BRANO FORNITO
----

Il ritorno di Klee
Opera di Paul Klee
12/03/2004
“La natura è l’arte che noi dobbiamo guardare come un esempio capace di aiutarci a creare qualcosa di analogo con i mezzi delle arti plastiche. Seguite i percorsi della creazione naturale, rendetevi conto della formazione e delle funzioni delle forme. E’ qui la migliore scuola”. Paul Klee
Dopo più di venti anni di assenza torna a Roma Paul Klee con una grande. Fino al al 27 giugno 2004, il Complesso del Vittoriano presenta una retrospettiva dedicata all’intero percorso artistico del maestro.
Le opere esposte (circa 200) provenienti dalla Fondazione Klee di Berna, dalla collezione privata della famiglia e da collezioni private e pubbliche e private internazionali, tracciano tutto la vita professionale di Klee.
Segni lineari ed antichi sospesi tra l’umano e il cosmico, giochi di colore che tramano forme, e luce per paesaggi incantati. Le storie di Klee raccontano di creature e luoghi, di coralli, diamanti, meteore e cristalli, magici pesci blu cobalto e verdi uccelli di fosforo.

----

Voci archiviate

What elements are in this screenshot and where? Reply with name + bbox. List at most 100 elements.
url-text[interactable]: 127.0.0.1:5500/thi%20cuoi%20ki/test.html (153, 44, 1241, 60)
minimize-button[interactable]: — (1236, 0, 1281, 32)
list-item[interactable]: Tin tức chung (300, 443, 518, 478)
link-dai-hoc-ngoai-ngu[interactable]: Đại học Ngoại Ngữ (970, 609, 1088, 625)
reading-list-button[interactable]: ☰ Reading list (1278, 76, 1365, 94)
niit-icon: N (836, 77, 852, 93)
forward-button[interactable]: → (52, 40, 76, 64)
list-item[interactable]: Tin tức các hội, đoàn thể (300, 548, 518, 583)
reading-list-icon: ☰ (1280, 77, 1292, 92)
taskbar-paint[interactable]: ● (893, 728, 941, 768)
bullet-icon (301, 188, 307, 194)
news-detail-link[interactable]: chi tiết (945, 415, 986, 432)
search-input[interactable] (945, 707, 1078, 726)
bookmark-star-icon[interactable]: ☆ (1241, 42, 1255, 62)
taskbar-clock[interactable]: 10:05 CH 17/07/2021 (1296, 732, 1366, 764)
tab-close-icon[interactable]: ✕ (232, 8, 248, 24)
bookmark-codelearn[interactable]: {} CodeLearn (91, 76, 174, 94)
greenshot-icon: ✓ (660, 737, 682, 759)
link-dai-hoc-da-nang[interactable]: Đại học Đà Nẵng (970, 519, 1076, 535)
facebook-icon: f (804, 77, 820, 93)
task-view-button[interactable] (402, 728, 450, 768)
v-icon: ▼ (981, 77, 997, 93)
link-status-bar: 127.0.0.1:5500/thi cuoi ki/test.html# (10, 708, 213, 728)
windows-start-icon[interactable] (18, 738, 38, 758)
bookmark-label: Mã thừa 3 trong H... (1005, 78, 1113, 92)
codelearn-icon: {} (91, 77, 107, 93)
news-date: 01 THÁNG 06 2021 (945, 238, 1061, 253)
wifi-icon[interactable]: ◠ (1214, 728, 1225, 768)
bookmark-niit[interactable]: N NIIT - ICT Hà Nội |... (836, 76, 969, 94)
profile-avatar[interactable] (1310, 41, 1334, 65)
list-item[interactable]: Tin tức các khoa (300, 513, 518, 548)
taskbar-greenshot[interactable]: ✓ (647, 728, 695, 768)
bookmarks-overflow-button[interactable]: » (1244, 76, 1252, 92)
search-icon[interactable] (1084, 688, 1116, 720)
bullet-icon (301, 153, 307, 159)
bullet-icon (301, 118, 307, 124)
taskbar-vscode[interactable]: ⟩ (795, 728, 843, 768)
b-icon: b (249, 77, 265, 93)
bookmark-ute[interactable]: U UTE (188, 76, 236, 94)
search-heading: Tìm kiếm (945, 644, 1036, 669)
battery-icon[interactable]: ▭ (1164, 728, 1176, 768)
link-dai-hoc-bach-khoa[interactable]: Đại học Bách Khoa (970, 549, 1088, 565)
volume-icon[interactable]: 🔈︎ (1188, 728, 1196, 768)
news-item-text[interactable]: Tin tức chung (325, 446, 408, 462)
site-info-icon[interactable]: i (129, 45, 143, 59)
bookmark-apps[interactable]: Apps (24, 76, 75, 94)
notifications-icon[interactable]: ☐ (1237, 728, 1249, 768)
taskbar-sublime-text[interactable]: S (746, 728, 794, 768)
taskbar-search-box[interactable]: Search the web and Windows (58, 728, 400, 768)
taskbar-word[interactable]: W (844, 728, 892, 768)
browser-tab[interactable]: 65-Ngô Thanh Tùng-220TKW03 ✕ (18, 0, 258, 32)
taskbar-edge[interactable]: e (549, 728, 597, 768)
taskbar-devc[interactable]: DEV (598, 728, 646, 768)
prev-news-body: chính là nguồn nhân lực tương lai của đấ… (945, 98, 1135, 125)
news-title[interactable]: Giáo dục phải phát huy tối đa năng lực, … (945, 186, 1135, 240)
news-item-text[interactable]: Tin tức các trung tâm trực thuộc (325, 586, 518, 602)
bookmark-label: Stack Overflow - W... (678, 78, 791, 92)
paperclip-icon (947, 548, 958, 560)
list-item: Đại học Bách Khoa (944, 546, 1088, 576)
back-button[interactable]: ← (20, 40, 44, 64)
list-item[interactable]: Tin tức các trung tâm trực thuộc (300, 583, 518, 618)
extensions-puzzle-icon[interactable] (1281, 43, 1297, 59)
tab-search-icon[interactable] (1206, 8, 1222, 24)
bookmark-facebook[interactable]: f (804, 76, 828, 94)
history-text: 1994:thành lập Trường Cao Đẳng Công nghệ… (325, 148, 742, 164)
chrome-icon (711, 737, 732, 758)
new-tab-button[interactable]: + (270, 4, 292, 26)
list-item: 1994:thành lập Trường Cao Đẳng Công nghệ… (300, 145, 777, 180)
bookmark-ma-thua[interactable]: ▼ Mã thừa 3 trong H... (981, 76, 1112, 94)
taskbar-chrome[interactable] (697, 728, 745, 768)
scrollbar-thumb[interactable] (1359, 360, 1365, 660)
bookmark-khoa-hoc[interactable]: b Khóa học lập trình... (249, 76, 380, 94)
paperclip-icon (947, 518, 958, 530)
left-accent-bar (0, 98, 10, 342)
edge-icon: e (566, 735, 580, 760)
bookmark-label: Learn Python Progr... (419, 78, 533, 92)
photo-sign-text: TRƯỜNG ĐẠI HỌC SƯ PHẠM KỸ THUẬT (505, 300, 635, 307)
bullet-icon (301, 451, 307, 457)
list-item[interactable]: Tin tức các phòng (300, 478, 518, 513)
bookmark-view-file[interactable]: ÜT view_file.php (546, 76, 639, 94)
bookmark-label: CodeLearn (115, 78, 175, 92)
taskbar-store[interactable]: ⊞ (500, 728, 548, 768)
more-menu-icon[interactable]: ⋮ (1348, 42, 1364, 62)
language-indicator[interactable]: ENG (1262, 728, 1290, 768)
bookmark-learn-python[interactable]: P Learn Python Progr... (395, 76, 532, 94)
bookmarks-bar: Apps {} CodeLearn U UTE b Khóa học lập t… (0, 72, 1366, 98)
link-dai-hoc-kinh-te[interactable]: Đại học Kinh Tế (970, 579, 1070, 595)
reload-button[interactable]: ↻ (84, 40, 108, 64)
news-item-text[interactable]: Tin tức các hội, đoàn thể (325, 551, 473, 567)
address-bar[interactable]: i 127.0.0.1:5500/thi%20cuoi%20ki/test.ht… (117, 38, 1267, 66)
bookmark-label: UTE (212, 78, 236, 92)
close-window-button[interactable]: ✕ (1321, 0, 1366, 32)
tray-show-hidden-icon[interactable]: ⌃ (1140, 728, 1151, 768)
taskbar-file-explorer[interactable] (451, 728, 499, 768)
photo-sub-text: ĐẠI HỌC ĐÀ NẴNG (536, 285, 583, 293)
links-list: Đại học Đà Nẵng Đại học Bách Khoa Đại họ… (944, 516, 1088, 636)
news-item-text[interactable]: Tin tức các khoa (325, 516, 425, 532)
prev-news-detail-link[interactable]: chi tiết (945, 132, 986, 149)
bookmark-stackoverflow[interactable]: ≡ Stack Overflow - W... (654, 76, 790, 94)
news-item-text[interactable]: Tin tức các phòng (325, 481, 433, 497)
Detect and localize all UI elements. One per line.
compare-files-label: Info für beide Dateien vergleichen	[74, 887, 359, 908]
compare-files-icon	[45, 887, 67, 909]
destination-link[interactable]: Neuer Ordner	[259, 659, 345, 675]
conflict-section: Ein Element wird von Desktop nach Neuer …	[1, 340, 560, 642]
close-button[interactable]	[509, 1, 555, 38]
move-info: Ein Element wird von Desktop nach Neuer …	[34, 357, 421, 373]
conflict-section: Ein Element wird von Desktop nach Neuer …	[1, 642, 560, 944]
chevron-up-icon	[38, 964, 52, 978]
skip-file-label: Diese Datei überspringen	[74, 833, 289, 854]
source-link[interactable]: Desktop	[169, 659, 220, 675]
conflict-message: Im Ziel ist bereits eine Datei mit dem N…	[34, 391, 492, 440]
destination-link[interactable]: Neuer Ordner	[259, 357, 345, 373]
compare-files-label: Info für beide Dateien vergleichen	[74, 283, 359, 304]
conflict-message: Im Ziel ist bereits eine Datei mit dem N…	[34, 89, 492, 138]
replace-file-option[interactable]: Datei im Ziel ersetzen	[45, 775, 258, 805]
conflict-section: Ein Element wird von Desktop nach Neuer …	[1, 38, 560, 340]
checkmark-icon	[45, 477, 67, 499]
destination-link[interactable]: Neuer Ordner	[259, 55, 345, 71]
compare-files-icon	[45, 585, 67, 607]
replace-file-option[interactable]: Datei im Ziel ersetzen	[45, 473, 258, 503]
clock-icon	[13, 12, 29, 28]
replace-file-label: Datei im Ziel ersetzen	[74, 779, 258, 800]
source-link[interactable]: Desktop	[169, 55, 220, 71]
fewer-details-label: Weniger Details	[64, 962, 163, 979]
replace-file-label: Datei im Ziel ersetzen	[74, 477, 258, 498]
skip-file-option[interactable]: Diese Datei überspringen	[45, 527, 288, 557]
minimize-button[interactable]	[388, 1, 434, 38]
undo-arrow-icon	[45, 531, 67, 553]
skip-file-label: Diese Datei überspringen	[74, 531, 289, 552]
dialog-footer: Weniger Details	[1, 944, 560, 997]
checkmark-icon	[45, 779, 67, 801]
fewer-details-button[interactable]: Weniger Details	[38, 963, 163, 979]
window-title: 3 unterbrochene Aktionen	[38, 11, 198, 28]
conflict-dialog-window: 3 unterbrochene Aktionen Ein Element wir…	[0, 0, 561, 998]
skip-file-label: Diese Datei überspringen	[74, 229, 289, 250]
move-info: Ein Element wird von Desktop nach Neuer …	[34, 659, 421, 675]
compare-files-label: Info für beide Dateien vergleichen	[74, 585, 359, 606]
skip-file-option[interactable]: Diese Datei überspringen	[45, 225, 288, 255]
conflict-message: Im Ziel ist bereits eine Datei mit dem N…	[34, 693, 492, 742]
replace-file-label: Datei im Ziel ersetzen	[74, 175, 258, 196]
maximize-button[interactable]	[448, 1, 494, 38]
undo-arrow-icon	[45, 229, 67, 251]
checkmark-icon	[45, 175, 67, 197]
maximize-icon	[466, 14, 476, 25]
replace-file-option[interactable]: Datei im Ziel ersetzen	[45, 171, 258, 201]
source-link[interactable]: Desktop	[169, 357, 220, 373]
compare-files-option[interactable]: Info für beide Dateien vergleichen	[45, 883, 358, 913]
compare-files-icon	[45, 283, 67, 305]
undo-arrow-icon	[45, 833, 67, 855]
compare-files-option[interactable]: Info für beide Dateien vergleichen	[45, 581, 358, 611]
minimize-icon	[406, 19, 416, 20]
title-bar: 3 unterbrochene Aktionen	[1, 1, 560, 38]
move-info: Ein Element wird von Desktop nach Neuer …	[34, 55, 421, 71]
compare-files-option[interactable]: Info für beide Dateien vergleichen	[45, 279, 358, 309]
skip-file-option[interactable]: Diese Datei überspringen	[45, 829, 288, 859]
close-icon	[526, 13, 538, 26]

----

LAVORO RICHIESTO
Traduci in inglese questa frase del brano sulla retrospettiva di Klee: "Seguite i percorsi della creazione naturale, rendetevi conto della formazione e delle funzioni delle forme."

ESERCIZIO SVOLTO
Follow the paths of natural creation, become aware of the formation and the functions of forms.